→ **BRIEF**: Copy every line of the listing that holds the string "Miner".

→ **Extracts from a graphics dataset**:
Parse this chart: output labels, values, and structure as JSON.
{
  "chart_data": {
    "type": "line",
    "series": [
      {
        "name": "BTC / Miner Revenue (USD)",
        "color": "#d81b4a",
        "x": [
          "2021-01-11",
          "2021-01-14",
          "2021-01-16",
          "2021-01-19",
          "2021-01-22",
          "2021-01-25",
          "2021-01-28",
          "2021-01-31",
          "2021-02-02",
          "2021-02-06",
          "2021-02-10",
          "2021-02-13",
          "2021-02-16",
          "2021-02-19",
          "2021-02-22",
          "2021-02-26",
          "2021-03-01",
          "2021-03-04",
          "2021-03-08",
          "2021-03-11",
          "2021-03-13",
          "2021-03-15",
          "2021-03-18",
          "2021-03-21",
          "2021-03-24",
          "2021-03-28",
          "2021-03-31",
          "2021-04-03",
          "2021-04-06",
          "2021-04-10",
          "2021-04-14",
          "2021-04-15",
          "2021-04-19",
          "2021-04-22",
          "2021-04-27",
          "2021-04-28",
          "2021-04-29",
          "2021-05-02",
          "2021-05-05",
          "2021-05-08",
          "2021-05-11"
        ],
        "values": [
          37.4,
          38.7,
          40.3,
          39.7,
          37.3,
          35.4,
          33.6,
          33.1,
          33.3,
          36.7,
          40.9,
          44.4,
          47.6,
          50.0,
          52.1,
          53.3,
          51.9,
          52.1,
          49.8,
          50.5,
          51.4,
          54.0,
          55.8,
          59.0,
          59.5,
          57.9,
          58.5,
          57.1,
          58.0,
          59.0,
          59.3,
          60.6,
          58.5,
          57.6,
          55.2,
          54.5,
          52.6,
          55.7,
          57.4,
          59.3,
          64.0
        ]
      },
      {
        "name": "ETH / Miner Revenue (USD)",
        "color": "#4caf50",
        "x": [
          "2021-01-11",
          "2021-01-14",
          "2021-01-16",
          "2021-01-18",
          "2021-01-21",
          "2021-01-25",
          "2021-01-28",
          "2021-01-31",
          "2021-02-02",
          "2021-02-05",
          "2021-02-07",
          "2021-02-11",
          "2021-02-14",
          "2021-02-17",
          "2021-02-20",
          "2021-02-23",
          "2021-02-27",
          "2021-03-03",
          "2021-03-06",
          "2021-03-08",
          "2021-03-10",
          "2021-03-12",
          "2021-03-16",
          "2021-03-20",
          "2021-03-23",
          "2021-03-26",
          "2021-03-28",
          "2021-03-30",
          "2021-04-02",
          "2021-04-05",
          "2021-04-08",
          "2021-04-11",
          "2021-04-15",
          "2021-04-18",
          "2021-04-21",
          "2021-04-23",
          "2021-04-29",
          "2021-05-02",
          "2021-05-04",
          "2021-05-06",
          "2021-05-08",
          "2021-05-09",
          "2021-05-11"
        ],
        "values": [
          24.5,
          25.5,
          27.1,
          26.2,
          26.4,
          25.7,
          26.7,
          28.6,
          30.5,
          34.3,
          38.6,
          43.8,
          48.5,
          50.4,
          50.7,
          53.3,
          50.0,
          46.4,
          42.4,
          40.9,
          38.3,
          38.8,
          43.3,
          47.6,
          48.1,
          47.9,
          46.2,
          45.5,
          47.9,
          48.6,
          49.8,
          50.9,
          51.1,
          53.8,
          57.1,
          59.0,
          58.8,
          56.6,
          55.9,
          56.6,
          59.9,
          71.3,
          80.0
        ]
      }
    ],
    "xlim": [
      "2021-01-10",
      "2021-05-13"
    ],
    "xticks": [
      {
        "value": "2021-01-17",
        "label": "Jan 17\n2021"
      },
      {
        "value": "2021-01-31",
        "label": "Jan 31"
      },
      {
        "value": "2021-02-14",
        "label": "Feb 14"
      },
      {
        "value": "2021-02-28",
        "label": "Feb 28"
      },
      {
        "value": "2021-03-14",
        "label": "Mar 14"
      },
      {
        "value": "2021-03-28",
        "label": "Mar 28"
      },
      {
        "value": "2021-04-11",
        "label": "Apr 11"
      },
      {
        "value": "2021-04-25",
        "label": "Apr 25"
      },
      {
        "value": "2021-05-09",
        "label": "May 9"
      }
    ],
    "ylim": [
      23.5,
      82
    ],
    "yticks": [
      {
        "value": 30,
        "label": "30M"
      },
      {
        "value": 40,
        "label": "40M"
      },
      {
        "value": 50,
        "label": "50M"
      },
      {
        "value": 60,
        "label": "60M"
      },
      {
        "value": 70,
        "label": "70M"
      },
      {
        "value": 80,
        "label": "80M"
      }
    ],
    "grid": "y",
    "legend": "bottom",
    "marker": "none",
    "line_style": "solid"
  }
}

→ **ANSWER**:
        "name": "BTC / Miner Revenue (USD)",
        "name": "ETH / Miner Revenue (USD)",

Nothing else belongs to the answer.